Stated goal:
Below are some entries; can you quote all of them exactly?

The input:
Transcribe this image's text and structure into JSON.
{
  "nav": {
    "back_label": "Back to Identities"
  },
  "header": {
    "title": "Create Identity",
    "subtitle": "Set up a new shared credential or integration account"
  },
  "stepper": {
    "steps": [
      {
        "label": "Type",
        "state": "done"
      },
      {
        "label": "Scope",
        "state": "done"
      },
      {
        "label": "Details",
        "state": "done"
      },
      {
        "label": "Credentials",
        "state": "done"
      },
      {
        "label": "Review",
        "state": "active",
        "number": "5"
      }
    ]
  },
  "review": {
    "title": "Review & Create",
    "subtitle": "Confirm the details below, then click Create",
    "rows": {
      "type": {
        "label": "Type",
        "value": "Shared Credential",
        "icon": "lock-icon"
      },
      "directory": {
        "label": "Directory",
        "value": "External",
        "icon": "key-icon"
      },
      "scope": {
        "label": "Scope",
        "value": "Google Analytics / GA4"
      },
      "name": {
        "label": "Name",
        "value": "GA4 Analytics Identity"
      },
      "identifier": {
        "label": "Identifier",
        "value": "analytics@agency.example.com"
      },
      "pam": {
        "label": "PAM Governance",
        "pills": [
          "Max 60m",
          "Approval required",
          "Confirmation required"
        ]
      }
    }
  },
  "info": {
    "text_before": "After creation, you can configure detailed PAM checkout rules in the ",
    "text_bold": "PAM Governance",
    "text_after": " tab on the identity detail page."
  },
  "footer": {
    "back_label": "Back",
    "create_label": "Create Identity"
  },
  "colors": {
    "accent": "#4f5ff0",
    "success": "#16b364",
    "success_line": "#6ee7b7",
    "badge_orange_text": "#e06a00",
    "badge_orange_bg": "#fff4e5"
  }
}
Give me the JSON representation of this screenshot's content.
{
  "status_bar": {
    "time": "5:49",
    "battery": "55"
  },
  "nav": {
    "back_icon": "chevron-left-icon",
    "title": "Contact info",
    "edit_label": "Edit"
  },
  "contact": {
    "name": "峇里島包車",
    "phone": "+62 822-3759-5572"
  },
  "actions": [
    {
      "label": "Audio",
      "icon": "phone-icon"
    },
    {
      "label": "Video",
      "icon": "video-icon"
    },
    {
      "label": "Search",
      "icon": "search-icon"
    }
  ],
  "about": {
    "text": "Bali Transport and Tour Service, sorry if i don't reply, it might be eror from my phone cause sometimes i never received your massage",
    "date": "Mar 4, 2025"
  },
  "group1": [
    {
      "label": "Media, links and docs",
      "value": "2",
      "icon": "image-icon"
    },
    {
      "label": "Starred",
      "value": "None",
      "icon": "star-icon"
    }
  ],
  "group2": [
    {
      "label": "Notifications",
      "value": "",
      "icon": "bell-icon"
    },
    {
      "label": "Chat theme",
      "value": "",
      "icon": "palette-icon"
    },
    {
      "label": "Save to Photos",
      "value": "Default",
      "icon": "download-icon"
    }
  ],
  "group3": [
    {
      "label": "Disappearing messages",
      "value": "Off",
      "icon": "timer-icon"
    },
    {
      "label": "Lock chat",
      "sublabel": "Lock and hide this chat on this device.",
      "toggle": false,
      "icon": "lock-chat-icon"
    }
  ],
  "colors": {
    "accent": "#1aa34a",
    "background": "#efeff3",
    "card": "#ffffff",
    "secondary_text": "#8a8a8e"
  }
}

Final result:
Transcribe this image's text and structure into JSON.
{
  "nav": {
    "back_label": "Back to Identities"
  },
  "header": {
    "title": "Create Identity",
    "subtitle": "Set up a new shared credential or integration account"
  },
  "stepper": {
    "steps": [
      {
        "label": "Type",
        "state": "done"
      },
      {
        "label": "Scope",
        "state": "done"
      },
      {
        "label": "Details",
        "state": "done"
      },
      {
        "label": "Credentials",
        "state": "done"
      },
      {
        "label": "Review",
        "state": "active",
        "number": "5"
      }
    ]
  },
  "review": {
    "title": "Review & Create",
    "subtitle": "Confirm the details below, then click Create",
    "rows": {
      "type": {
        "label": "Type",
        "value": "Shared Credential",
        "icon": "lock-icon"
      },
      "directory": {
        "label": "Directory",
        "value": "External",
        "icon": "key-icon"
      },
      "scope": {
        "label": "Scope",
        "value": "Google Analytics / GA4"
      },
      "name": {
        "label": "Name",
        "value": "GA4 Analytics Identity"
      },
      "identifier": {
        "label": "Identifier",
        "value": "analytics@agency.example.com"
      },
      "pam": {
        "label": "PAM Governance",
        "pills": [
          "Max 60m",
          "Approval required",
          "Confirmation required"
        ]
      }
    }
  },
  "info": {
    "text_before": "After creation, you can configure detailed PAM checkout rules in the ",
    "text_bold": "PAM Governance",
    "text_after": " tab on the identity detail page."
  },
  "footer": {
    "back_label": "Back",
    "create_label": "Create Identity"
  },
  "colors": {
    "accent": "#4f5ff0",
    "success": "#16b364",
    "success_line": "#6ee7b7",
    "badge_orange_text": "#e06a00",
    "badge_orange_bg": "#fff4e5"
  }
}
Give me the JSON representation of this screenshot's content.
{
  "status_bar": {
    "time": "5:49",
    "battery": "55"
  },
  "nav": {
    "back_icon": "chevron-left-icon",
    "title": "Contact info",
    "edit_label": "Edit"
  },
  "contact": {
    "name": "峇里島包車",
    "phone": "+62 822-3759-5572"
  },
  "actions": [
    {
      "label": "Audio",
      "icon": "phone-icon"
    },
    {
      "label": "Video",
      "icon": "video-icon"
    },
    {
      "label": "Search",
      "icon": "search-icon"
    }
  ],
  "about": {
    "text": "Bali Transport and Tour Service, sorry if i don't reply, it might be eror from my phone cause sometimes i never received your massage",
    "date": "Mar 4, 2025"
  },
  "group1": [
    {
      "label": "Media, links and docs",
      "value": "2",
      "icon": "image-icon"
    },
    {
      "label": "Starred",
      "value": "None",
      "icon": "star-icon"
    }
  ],
  "group2": [
    {
      "label": "Notifications",
      "value": "",
      "icon": "bell-icon"
    },
    {
      "label": "Chat theme",
      "value": "",
      "icon": "palette-icon"
    },
    {
      "label": "Save to Photos",
      "value": "Default",
      "icon": "download-icon"
    }
  ],
  "group3": [
    {
      "label": "Disappearing messages",
      "value": "Off",
      "icon": "timer-icon"
    },
    {
      "label": "Lock chat",
      "sublabel": "Lock and hide this chat on this device.",
      "toggle": false,
      "icon": "lock-chat-icon"
    }
  ],
  "colors": {
    "accent": "#1aa34a",
    "background": "#efeff3",
    "card": "#ffffff",
    "secondary_text": "#8a8a8e"
  }
}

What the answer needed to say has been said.